Records from a collection of figures
-- begin --
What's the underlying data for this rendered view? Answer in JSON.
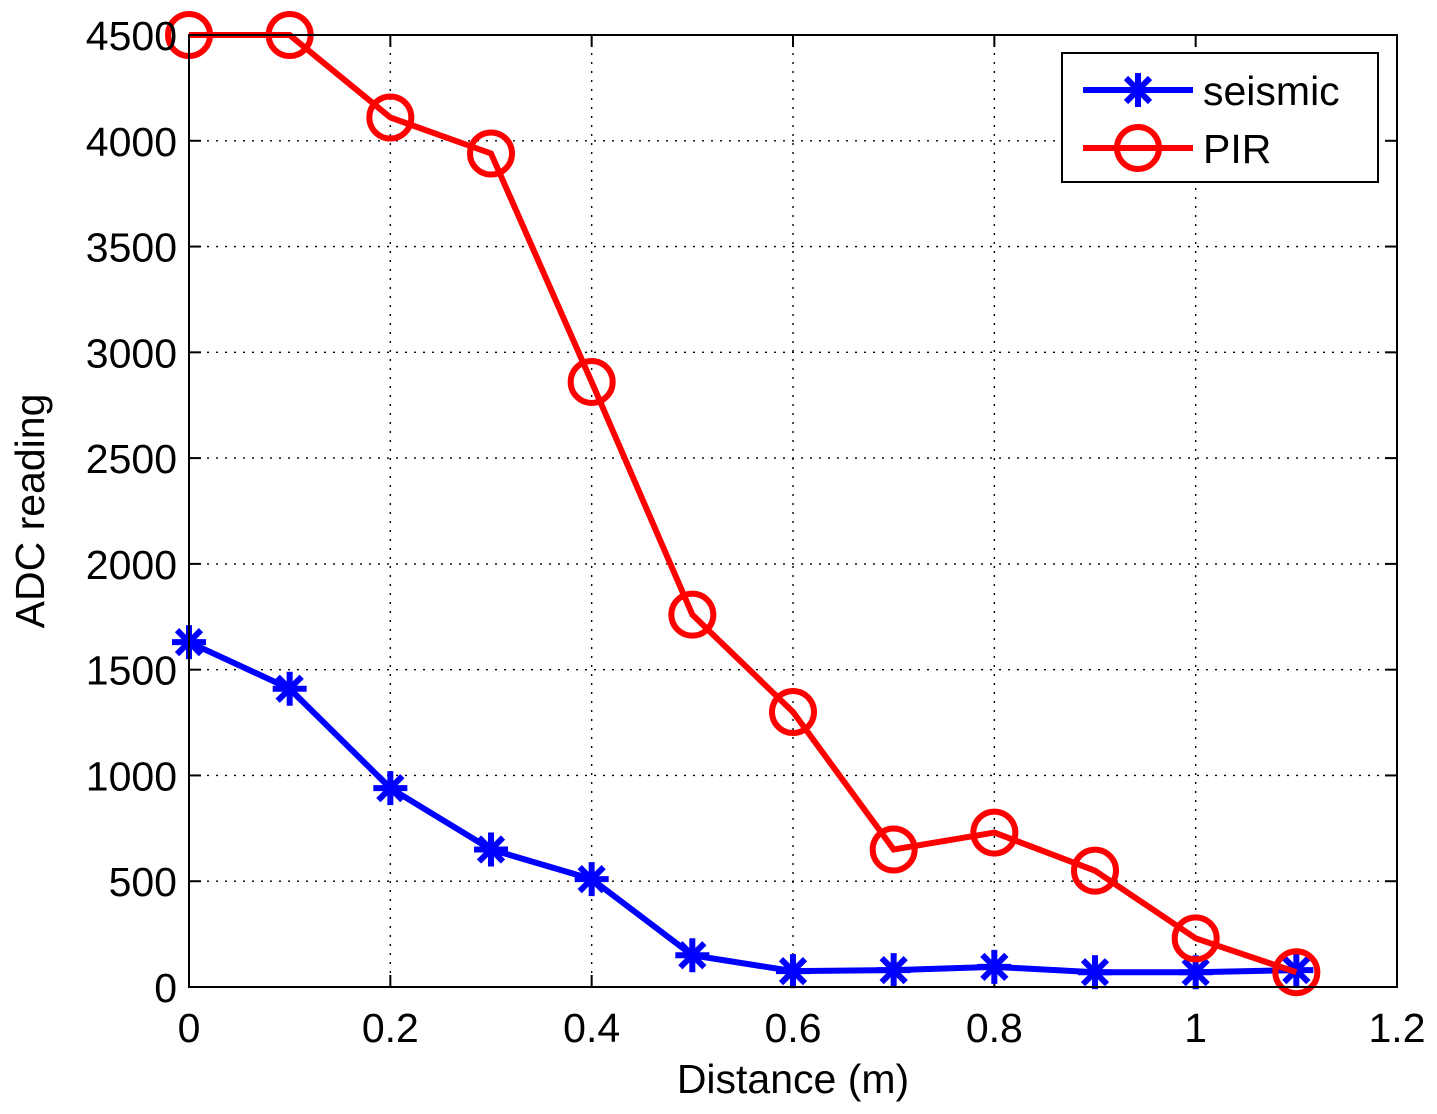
{
  "chart_data": {
    "type": "line",
    "title": "",
    "xlabel": "Distance (m)",
    "ylabel": "ADC reading",
    "xlim": [
      0,
      1.2
    ],
    "ylim": [
      0,
      4500
    ],
    "xticks": [
      0,
      0.2,
      0.4,
      0.6,
      0.8,
      1,
      1.2
    ],
    "xtick_labels": [
      "0",
      "0.2",
      "0.4",
      "0.6",
      "0.8",
      "1",
      "1.2"
    ],
    "yticks": [
      0,
      500,
      1000,
      1500,
      2000,
      2500,
      3000,
      3500,
      4000,
      4500
    ],
    "ytick_labels": [
      "0",
      "500",
      "1000",
      "1500",
      "2000",
      "2500",
      "3000",
      "3500",
      "4000",
      "4500"
    ],
    "grid": true,
    "legend_position": "top-right",
    "x": [
      0,
      0.1,
      0.2,
      0.3,
      0.4,
      0.5,
      0.6,
      0.7,
      0.8,
      0.9,
      1.0,
      1.1
    ],
    "series": [
      {
        "name": "seismic",
        "color": "#0000ff",
        "marker": "asterisk",
        "values": [
          1630,
          1410,
          940,
          650,
          510,
          150,
          75,
          80,
          95,
          70,
          70,
          80
        ]
      },
      {
        "name": "PIR",
        "color": "#ff0000",
        "marker": "circle",
        "values": [
          4500,
          4500,
          4110,
          3940,
          2860,
          1760,
          1300,
          650,
          730,
          550,
          230,
          70
        ]
      }
    ]
  }
}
-- end --
(WHAT THIS TASK INVOLVES): Give the data above again in full and unchanged, skipping the pictures.

(COMPLETED EXERCISE):
What's the underlying data for this rendered view? Answer in JSON.
{
  "chart_data": {
    "type": "line",
    "title": "",
    "xlabel": "Distance (m)",
    "ylabel": "ADC reading",
    "xlim": [
      0,
      1.2
    ],
    "ylim": [
      0,
      4500
    ],
    "xticks": [
      0,
      0.2,
      0.4,
      0.6,
      0.8,
      1,
      1.2
    ],
    "xtick_labels": [
      "0",
      "0.2",
      "0.4",
      "0.6",
      "0.8",
      "1",
      "1.2"
    ],
    "yticks": [
      0,
      500,
      1000,
      1500,
      2000,
      2500,
      3000,
      3500,
      4000,
      4500
    ],
    "ytick_labels": [
      "0",
      "500",
      "1000",
      "1500",
      "2000",
      "2500",
      "3000",
      "3500",
      "4000",
      "4500"
    ],
    "grid": true,
    "legend_position": "top-right",
    "x": [
      0,
      0.1,
      0.2,
      0.3,
      0.4,
      0.5,
      0.6,
      0.7,
      0.8,
      0.9,
      1.0,
      1.1
    ],
    "series": [
      {
        "name": "seismic",
        "color": "#0000ff",
        "marker": "asterisk",
        "values": [
          1630,
          1410,
          940,
          650,
          510,
          150,
          75,
          80,
          95,
          70,
          70,
          80
        ]
      },
      {
        "name": "PIR",
        "color": "#ff0000",
        "marker": "circle",
        "values": [
          4500,
          4500,
          4110,
          3940,
          2860,
          1760,
          1300,
          650,
          730,
          550,
          230,
          70
        ]
      }
    ]
  }
}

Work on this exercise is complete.